§ Goal of the exercise
Exclude the pictures and retype the entries as written.

>> start Entries supplied

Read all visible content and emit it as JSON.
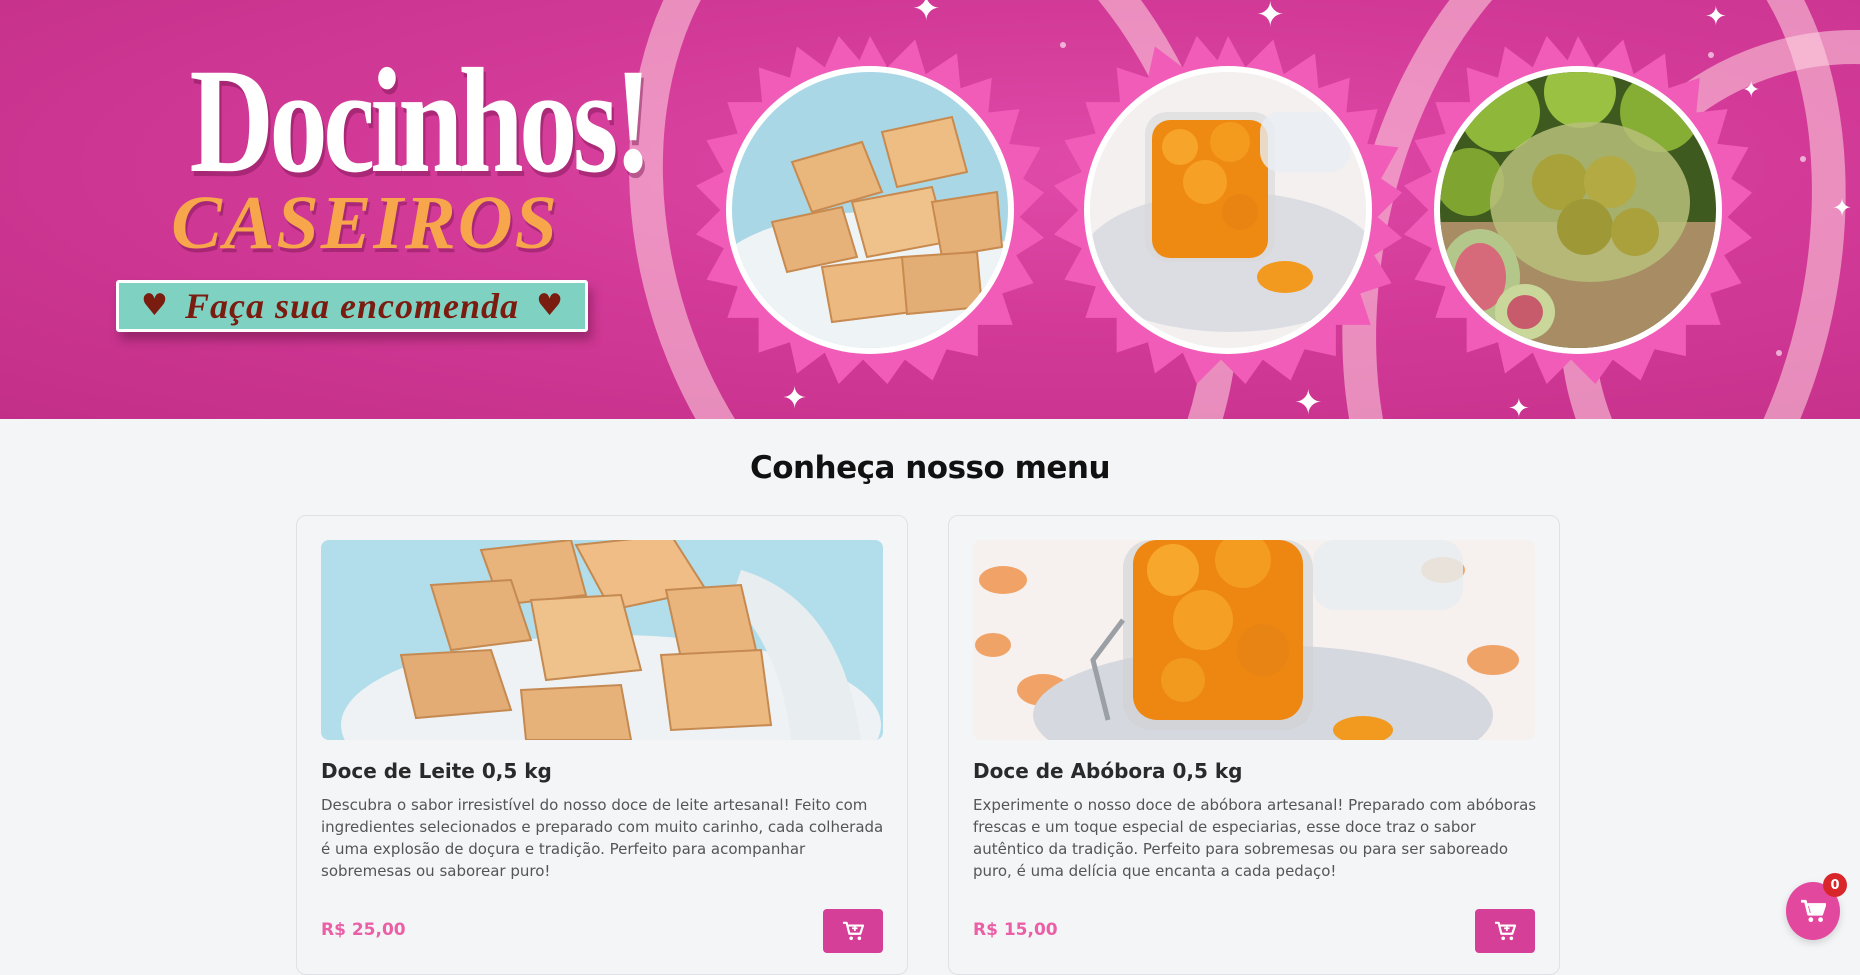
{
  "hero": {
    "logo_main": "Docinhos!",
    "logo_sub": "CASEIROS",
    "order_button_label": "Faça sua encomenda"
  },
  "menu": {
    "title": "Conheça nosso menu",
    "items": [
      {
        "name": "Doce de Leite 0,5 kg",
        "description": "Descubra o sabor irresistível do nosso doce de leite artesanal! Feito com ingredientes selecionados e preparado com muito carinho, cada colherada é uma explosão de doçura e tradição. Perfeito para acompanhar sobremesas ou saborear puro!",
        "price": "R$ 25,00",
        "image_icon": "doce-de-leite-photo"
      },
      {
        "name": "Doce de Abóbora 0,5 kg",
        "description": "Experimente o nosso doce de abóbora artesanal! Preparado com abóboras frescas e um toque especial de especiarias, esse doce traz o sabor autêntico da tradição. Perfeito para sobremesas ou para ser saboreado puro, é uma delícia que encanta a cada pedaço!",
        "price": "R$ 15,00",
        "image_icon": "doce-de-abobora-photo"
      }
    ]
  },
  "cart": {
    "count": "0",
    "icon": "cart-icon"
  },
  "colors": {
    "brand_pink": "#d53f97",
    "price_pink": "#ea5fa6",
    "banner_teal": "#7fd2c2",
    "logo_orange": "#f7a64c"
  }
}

>> end Entries supplied

§ Correct result
Read all visible content and emit it as JSON.
{
  "hero": {
    "logo_main": "Docinhos!",
    "logo_sub": "CASEIROS",
    "order_button_label": "Faça sua encomenda"
  },
  "menu": {
    "title": "Conheça nosso menu",
    "items": [
      {
        "name": "Doce de Leite 0,5 kg",
        "description": "Descubra o sabor irresistível do nosso doce de leite artesanal! Feito com ingredientes selecionados e preparado com muito carinho, cada colherada é uma explosão de doçura e tradição. Perfeito para acompanhar sobremesas ou saborear puro!",
        "price": "R$ 25,00",
        "image_icon": "doce-de-leite-photo"
      },
      {
        "name": "Doce de Abóbora 0,5 kg",
        "description": "Experimente o nosso doce de abóbora artesanal! Preparado com abóboras frescas e um toque especial de especiarias, esse doce traz o sabor autêntico da tradição. Perfeito para sobremesas ou para ser saboreado puro, é uma delícia que encanta a cada pedaço!",
        "price": "R$ 15,00",
        "image_icon": "doce-de-abobora-photo"
      }
    ]
  },
  "cart": {
    "count": "0",
    "icon": "cart-icon"
  },
  "colors": {
    "brand_pink": "#d53f97",
    "price_pink": "#ea5fa6",
    "banner_teal": "#7fd2c2",
    "logo_orange": "#f7a64c"
  }
}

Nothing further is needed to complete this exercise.